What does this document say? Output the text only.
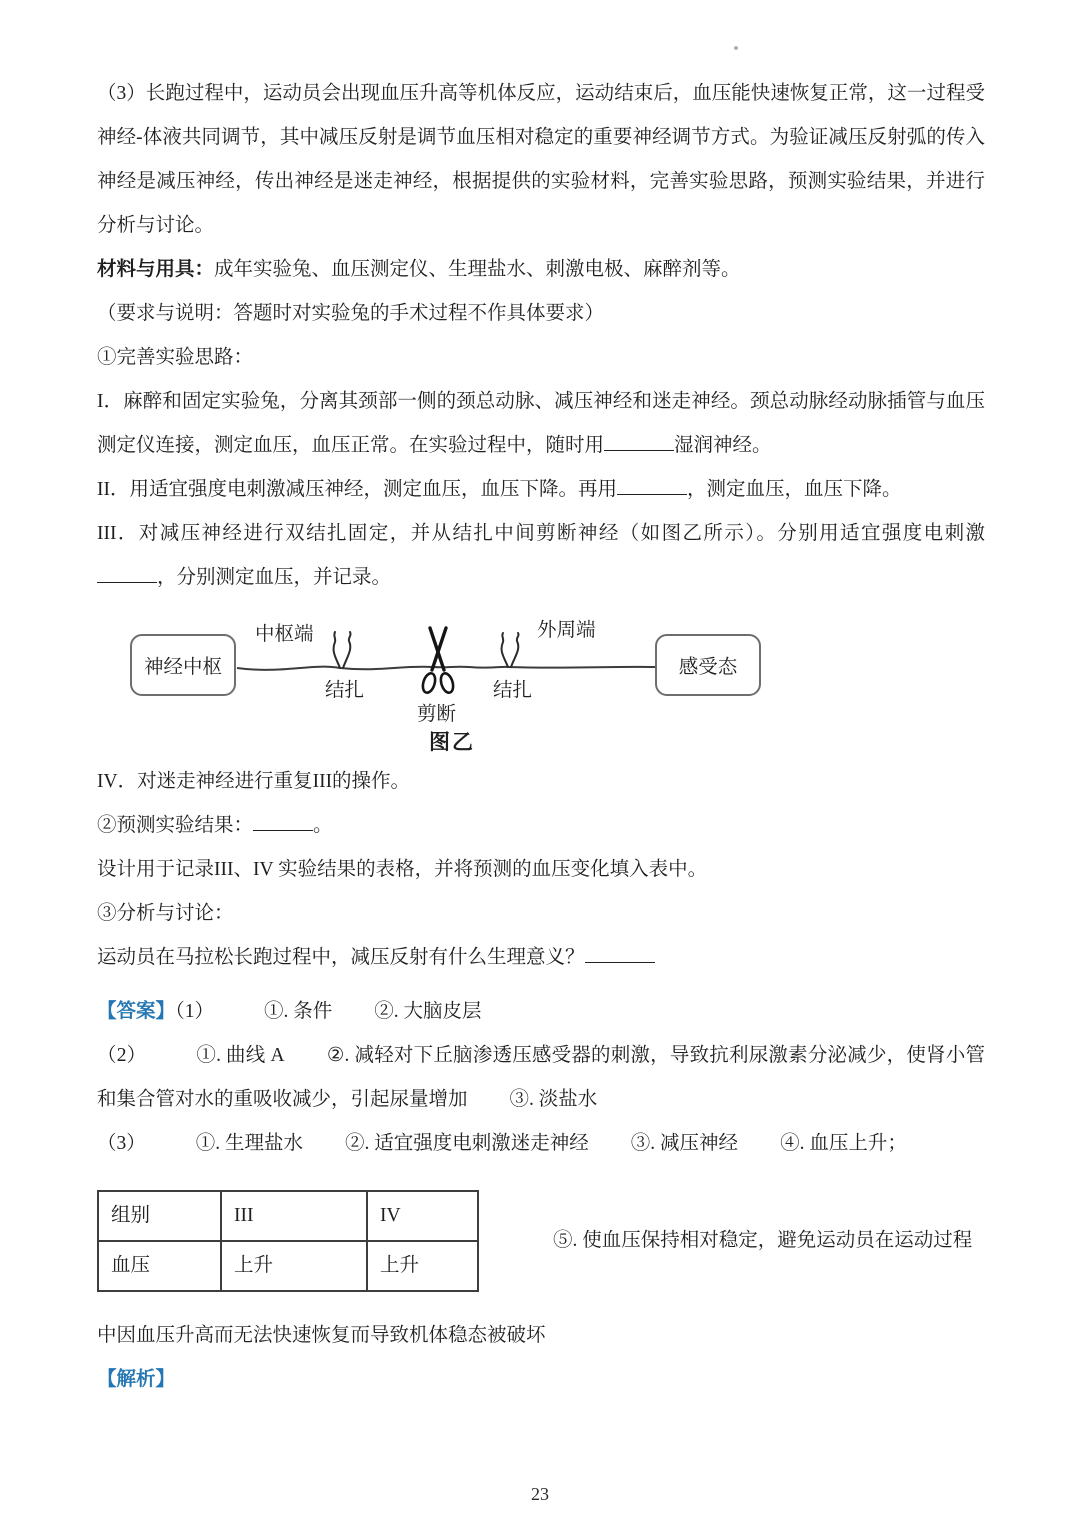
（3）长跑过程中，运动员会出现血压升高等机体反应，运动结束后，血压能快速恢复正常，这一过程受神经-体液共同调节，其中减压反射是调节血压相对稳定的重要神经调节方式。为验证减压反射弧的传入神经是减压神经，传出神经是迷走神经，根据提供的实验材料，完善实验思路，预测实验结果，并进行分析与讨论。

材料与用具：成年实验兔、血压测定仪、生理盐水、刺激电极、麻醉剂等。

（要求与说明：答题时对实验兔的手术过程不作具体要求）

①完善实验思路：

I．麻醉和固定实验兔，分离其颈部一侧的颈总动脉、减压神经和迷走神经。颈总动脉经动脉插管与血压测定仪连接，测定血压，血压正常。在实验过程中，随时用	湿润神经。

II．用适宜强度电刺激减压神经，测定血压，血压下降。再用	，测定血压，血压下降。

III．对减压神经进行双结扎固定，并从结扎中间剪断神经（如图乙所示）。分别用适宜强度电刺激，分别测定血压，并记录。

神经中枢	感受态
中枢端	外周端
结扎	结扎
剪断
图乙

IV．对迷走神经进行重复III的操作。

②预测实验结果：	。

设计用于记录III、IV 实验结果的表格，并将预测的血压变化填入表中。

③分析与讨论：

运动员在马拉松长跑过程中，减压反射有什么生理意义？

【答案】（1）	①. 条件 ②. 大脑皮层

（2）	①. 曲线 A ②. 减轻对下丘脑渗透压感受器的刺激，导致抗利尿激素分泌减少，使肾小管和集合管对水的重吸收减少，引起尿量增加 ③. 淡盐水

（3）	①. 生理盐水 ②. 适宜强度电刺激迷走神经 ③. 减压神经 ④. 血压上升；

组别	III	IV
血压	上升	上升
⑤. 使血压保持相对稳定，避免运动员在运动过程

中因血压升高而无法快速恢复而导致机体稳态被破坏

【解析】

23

Task instructions: Scan the lines for the string "生理盐水". Pick out every line that has it.

Result:
材料与用具：成年实验兔、血压测定仪、生理盐水、刺激电极、麻醉剂等。
（3）	①. 生理盐水 ②. 适宜强度电刺激迷走神经 ③. 减压神经 ④. 血压上升；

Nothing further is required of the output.